INSTRUCTIONS TO FOLLOW:
Answer these questions from the 1930–31 League of Ireland text:
(a) Who was the top goalscorer, and how many goals did he score?
(b) Which club were the defending champions?
(c) Which two teams were elected to the League?

League of Ireland
- Season: 1930–31
- Champions: Shelbourne (3rd title)
- Matches played: 132
- Goals scored: 544 (4.12 per match)
- Top goalscorer: Alexander Hair (29 goals)

= 1930–31 League of Ireland =

The 1930–31 League of Ireland was the tenth season of the League of Ireland. Bohemians were the defending champions.

Shelbourne won their third title.

==Overview==
Two new teams were elected to the League: Dolphin and Waterford.

Fordsons changed their name to Cork. Dundalk dropped their 'G.N.R.' moniker.

INPUT DATA:
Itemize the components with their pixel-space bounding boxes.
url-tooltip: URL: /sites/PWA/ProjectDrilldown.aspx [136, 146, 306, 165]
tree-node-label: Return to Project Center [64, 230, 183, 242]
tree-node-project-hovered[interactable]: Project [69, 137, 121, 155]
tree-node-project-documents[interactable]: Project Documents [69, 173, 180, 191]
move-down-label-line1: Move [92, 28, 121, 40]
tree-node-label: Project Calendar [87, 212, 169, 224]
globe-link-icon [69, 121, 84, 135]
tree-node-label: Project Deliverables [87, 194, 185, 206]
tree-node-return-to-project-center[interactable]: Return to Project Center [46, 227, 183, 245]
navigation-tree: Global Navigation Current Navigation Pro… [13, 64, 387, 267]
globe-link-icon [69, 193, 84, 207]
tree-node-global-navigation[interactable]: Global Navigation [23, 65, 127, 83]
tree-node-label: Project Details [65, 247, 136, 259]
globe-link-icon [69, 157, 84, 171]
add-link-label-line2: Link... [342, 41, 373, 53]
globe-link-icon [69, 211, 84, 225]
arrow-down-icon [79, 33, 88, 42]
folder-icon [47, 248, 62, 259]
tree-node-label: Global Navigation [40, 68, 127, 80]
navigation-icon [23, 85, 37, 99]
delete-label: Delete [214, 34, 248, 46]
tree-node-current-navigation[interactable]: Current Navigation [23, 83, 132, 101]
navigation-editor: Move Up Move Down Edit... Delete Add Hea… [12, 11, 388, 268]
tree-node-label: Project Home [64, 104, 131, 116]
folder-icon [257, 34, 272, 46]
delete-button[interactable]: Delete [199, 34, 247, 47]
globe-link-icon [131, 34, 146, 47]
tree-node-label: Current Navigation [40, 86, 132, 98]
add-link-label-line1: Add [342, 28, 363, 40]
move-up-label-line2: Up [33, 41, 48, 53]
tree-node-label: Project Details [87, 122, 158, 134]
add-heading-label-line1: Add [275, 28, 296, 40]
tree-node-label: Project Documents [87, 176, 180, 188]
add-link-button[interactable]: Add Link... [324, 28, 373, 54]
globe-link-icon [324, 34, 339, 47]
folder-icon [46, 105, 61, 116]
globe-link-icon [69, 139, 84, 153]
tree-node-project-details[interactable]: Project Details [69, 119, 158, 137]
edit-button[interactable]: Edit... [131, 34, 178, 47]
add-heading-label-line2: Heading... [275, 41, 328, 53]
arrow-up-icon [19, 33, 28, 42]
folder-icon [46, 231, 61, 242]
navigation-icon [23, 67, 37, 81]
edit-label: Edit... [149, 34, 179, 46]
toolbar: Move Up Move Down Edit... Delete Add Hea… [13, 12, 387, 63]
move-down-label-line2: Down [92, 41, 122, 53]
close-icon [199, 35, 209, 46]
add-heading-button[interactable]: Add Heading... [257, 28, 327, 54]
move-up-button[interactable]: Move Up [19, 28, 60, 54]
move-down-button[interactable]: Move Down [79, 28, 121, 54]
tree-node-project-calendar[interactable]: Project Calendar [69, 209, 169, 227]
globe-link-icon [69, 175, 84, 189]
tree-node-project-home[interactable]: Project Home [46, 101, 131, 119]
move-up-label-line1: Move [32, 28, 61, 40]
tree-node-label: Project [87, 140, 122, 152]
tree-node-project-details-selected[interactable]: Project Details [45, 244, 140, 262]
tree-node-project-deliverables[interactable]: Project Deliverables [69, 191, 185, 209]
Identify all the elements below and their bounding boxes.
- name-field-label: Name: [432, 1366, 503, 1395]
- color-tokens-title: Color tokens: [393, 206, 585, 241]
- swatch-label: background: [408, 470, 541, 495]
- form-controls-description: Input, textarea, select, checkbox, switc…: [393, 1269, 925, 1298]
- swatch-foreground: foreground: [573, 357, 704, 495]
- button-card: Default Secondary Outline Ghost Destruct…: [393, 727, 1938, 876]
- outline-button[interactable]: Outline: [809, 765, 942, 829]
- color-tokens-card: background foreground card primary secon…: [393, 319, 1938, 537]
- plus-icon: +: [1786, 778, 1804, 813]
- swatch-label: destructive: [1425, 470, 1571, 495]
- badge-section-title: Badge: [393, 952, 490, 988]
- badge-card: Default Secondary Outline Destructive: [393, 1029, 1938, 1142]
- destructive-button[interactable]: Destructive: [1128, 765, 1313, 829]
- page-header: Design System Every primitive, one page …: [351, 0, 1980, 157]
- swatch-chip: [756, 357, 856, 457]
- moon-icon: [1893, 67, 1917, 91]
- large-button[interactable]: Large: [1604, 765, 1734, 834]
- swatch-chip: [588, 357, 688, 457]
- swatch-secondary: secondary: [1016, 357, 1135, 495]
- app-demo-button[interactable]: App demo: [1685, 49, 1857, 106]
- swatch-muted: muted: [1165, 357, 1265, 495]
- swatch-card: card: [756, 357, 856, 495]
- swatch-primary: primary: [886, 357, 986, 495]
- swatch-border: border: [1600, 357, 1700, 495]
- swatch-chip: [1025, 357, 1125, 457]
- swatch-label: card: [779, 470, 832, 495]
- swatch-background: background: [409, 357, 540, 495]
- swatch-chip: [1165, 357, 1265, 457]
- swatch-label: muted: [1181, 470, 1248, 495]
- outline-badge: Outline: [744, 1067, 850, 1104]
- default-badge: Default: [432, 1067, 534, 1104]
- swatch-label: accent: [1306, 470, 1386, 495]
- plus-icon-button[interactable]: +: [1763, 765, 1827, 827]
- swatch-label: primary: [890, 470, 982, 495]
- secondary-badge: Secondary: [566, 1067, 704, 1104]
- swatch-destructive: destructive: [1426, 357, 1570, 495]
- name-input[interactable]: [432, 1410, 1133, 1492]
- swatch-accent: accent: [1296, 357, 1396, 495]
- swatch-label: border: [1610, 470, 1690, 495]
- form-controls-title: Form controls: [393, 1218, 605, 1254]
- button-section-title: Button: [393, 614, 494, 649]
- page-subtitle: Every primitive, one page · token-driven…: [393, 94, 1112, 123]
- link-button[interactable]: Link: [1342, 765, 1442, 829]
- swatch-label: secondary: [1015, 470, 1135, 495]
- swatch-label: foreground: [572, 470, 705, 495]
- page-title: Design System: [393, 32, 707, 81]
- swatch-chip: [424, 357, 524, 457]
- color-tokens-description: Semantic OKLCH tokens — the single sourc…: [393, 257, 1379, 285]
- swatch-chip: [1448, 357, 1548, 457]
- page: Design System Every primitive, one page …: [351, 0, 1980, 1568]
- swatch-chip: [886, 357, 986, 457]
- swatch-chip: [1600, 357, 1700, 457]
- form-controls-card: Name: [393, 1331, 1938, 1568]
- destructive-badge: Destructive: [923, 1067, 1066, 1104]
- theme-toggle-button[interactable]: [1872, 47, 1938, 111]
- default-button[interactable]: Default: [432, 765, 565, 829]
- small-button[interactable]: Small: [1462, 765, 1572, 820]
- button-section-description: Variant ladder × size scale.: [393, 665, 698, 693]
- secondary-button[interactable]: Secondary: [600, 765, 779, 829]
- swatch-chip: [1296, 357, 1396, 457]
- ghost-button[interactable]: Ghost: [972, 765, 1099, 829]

FINISHED TASK:
(a) Alexander Hair, with 29 goals.
(b) Bohemians.
(c) Dolphin and Waterford.